:: DATASET ROWS ::
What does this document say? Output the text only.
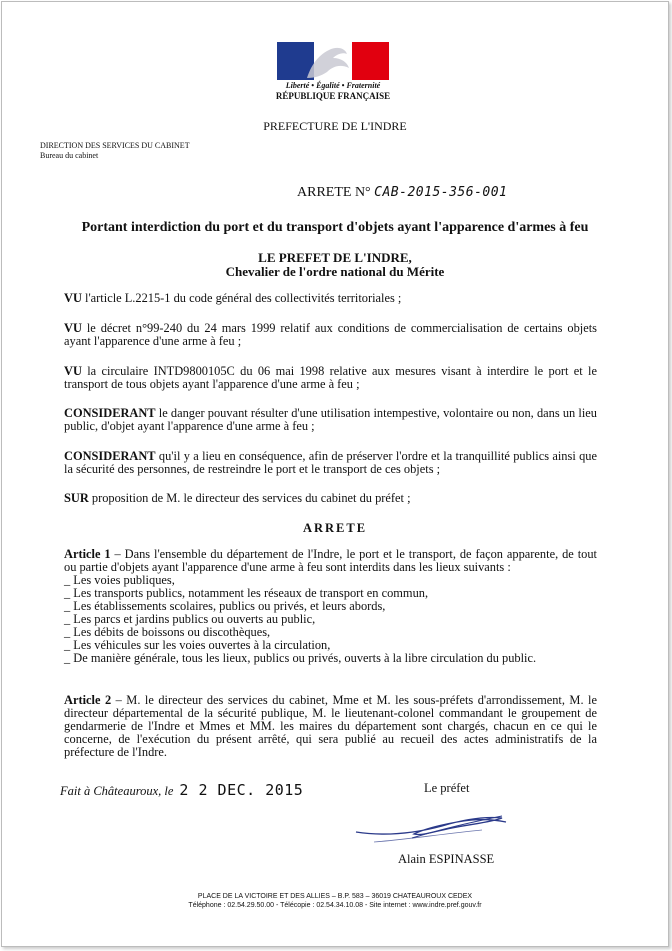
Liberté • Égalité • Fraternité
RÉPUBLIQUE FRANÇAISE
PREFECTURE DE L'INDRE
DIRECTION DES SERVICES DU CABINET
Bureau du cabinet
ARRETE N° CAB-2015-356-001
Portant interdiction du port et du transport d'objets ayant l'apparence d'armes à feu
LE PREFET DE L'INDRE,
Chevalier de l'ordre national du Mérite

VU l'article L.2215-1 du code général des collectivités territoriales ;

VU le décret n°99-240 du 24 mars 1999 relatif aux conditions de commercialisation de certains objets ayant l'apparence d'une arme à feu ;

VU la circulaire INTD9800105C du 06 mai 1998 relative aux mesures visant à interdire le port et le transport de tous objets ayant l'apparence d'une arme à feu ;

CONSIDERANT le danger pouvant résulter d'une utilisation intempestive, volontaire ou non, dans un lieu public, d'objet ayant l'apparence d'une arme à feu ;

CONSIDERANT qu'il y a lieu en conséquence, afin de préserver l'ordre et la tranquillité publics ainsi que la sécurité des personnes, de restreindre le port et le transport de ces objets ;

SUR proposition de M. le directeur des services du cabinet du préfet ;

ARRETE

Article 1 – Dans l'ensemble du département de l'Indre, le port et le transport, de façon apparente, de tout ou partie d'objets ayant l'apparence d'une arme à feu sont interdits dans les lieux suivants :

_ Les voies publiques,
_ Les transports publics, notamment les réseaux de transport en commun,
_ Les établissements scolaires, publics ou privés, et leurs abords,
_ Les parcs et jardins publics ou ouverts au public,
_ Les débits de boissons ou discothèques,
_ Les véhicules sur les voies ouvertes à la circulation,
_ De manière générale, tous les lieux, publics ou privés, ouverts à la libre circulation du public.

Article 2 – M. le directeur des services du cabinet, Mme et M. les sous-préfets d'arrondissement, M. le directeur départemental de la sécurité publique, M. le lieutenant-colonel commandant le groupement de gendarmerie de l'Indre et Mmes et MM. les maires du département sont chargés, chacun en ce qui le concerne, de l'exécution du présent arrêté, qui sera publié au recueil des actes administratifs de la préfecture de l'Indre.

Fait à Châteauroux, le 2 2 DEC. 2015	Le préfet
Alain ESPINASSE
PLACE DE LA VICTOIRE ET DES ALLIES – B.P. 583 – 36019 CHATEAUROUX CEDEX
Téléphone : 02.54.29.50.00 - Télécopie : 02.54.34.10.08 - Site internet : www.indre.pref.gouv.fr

==

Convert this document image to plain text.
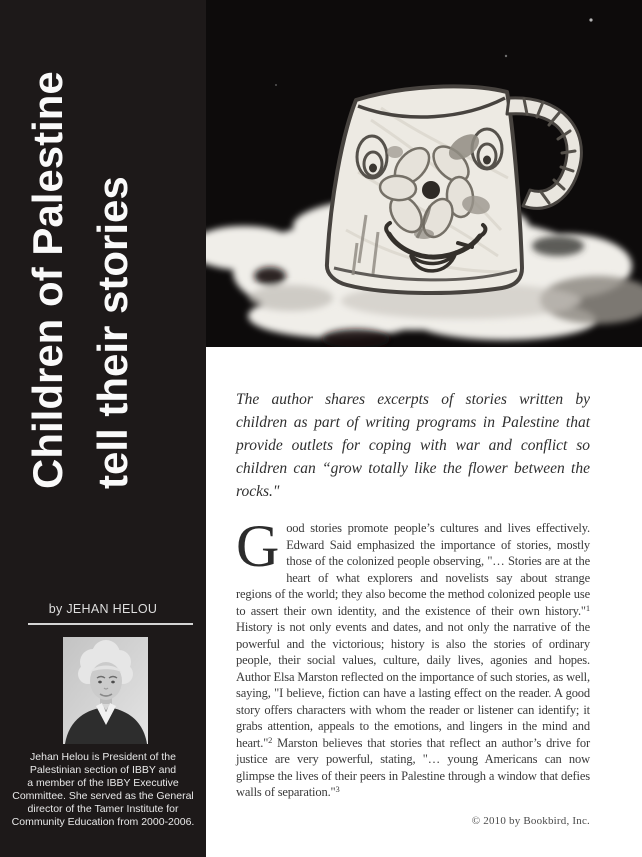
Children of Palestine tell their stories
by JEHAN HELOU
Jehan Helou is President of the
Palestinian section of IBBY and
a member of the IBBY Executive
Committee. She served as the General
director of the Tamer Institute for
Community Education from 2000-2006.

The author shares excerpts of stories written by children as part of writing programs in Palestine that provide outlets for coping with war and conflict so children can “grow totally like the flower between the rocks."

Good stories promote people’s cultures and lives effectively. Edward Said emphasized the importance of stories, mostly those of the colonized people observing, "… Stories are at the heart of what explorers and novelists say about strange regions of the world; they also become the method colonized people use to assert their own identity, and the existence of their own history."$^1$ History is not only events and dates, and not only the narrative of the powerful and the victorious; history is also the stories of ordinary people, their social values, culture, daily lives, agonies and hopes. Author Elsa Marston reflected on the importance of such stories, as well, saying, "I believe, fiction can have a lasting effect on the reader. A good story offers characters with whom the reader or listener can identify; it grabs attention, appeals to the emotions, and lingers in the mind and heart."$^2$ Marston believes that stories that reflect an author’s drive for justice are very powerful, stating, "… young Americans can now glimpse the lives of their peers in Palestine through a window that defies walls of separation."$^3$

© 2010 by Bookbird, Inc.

* * *

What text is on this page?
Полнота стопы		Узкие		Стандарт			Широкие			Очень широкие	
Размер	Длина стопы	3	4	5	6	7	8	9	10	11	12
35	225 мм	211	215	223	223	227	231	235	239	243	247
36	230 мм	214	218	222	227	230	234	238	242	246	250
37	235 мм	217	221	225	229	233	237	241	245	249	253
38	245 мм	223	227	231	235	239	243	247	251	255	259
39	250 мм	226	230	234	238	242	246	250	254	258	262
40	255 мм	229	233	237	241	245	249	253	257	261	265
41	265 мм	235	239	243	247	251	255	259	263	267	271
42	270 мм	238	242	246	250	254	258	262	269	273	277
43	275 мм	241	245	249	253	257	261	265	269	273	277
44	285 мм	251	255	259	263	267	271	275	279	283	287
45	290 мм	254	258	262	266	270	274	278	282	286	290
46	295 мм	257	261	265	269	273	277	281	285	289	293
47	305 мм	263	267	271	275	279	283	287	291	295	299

:: WORK TO COMPLETE ::
Copy out every line in the listing where the word "text" appears.

:: EXPECTED OUTPUT ::
What does this document say? Output the text only.
Convert this document image to plain text.
What text is on this page?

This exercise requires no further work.